- Metinden bölüm -
────
İlham olunan nüktelerin sureti şudur:

Birinci Nükte:

Kur'an-ı Hakîm'de çok hâdisat-ı cüz'iye vardır ki, herbirisinin arkasında bir düstur-u küllî saklanmış ve bir kanun-u umumînin ucu olarak gösteriliyor. Nasılki,

عَلَّمَ اٰدَمَ الْاَسْمَٓاءَ كُلَّهَا

Hazret-i Âdem'in melaikelere karşı kabiliyet-i hilafet için bir mu'cizesi olan talim-i esmadır ki, bir hâdise-i cüz'iyedir. Şöyle bir düstur-u küllînin ucudur ki: Nev'-i beşere câmiiyet-i istidad cihetiyle talim olunan hadsiz ulûm ve kâinatın enva'ına muhit pek çok fünun ve Hâlıkın şuunat ve evsafına şamil kesretli maarifin talimidir ki; nev'-i beşere değil yalnız melaikelere, belki semavat ve arz ve dağlara karşı emanet-i kübrayı haml davasında bir rüchaniyet vermiş. Ve heyet-i mecmuasıyla arzın bir halife-i manevîsi olduğunu Kur'an ifham ettiği misillü; melaikelerin Âdem'e secdesiyle beraber, Şeytan'ın secde etmemesi olan hâdise-i cüz'iye-i gaybiye, pek geniş bir düstur-u külliye-i meşhudenin ucu olduğu gibi, pek büyük bir hakikatı ihsas ediyor. Şöyle ki:

Kur'an, şahs-ı Âdem'e melaikelerin itaat ve inkıyadını ve Şeytan'ın tekebbür ve imtinaını zikretmesiyle; nev'-i beşere kâinatın ekser maddî enva'ları ve o enva'ın manevî mümessilleri ve müekkelleri müsahhar olduklarını ve nev'-i beşerin hâsselerinin bütün istifadelerine müheyya ve münkad olduklarını ifham etmekle beraber; o nev'in istidadatını bozan ve yanlış yollara sevkeden mevadd-ı şerire ile onların mümessilleri ve sekene-i habiseleri, o nev'-i beşerin tarîk-i kemalâtında ne büyük bir engel, ne müdhiş bir düşman teşkil ettiğini ihtar ederek, Kur'an-ı Mu'ciz-ül Beyan bir tek Âdem'le (A.S.) cüz'î hâdiseyi konuşurken, bütün kâinatla ve bütün nev'-i beşerle bir mükâleme-i ulviye ediyor.
────
(Bir sayfa düzeni veri kümesinden satırlar)
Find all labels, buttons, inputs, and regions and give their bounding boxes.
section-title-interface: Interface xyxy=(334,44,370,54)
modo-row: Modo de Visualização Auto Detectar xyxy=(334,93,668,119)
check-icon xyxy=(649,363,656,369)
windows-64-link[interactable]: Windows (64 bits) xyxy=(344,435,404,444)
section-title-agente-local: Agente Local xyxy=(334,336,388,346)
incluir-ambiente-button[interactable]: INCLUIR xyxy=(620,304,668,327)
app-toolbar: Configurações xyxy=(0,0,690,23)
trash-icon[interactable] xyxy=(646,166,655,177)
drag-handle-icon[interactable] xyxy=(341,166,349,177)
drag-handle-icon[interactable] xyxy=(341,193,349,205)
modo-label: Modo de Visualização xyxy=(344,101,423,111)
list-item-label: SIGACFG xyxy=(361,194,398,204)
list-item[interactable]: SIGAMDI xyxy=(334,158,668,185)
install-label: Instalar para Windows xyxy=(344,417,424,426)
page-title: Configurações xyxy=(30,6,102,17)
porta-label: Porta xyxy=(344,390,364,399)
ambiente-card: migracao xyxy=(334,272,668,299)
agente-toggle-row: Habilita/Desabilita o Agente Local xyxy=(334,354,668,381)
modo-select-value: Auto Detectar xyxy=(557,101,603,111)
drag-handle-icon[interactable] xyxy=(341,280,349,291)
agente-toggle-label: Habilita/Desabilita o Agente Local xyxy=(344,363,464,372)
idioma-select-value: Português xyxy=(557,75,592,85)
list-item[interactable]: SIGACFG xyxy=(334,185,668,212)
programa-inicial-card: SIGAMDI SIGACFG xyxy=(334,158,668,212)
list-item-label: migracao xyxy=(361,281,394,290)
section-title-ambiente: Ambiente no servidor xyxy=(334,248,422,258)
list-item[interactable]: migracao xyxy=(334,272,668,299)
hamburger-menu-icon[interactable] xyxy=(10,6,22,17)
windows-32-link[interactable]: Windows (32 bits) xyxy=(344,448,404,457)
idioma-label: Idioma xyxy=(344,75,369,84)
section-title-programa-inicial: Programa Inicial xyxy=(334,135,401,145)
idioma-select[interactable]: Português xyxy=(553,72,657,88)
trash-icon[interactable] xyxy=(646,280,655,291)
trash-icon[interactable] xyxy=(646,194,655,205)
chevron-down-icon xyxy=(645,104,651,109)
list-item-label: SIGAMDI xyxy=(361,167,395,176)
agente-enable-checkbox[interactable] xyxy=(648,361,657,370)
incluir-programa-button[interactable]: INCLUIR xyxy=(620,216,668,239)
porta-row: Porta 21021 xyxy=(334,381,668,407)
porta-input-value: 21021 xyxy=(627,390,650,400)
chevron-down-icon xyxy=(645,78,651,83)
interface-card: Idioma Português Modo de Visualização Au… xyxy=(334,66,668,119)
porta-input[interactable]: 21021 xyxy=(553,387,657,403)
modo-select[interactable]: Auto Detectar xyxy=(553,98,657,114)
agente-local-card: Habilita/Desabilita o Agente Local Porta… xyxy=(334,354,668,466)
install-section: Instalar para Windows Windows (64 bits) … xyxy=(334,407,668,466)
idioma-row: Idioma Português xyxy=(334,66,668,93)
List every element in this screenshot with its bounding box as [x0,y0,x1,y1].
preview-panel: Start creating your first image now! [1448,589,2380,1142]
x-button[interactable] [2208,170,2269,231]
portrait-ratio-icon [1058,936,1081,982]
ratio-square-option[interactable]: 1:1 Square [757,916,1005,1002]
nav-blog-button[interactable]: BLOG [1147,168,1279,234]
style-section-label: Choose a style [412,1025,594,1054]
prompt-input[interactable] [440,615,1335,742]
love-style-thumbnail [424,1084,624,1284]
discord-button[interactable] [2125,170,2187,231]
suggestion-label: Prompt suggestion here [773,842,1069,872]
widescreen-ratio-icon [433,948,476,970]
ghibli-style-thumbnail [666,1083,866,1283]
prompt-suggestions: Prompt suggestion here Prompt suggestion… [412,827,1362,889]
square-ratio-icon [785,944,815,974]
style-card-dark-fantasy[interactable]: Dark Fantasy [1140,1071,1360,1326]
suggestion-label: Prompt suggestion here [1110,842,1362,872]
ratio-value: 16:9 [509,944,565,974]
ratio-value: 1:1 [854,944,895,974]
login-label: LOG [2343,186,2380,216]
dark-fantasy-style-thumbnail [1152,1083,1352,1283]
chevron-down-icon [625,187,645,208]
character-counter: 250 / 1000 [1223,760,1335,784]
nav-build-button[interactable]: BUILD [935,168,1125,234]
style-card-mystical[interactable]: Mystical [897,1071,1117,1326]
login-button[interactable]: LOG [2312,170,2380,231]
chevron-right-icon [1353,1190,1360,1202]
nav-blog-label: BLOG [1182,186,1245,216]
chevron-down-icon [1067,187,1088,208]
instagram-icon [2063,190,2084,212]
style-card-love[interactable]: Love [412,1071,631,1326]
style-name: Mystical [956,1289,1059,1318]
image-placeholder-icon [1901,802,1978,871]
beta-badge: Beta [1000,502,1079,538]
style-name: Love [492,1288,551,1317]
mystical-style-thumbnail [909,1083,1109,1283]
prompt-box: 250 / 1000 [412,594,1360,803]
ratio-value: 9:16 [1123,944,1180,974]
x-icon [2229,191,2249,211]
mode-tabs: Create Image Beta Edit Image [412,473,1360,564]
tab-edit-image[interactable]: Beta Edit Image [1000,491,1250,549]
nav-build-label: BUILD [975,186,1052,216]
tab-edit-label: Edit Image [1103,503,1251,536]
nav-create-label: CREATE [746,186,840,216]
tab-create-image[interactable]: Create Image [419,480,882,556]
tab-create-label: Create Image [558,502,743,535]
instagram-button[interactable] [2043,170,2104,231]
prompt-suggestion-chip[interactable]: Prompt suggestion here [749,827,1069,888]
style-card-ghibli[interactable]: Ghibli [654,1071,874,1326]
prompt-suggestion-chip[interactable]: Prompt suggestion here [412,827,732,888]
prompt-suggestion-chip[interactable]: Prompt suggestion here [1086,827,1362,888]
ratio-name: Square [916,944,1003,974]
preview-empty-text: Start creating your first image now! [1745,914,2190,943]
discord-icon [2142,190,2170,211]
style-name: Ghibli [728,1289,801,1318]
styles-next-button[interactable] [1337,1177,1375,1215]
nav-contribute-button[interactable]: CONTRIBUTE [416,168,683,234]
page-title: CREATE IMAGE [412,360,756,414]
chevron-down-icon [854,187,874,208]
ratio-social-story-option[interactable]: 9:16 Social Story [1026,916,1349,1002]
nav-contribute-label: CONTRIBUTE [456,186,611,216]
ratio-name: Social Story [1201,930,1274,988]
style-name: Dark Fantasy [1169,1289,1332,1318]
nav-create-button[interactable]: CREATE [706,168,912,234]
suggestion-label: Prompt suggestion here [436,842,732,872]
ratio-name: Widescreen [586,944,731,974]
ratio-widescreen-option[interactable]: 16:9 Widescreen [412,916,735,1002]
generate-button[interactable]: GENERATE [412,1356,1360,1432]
────
- Görev -
Birinci Nükte'yi anlatan metne göre, Hazret-i Âdem'in melaikelere karşı kabiliyet-i hilafet için gösterdiği mucize nedir?

- Görevin cevabı -
Talim-i esmadır.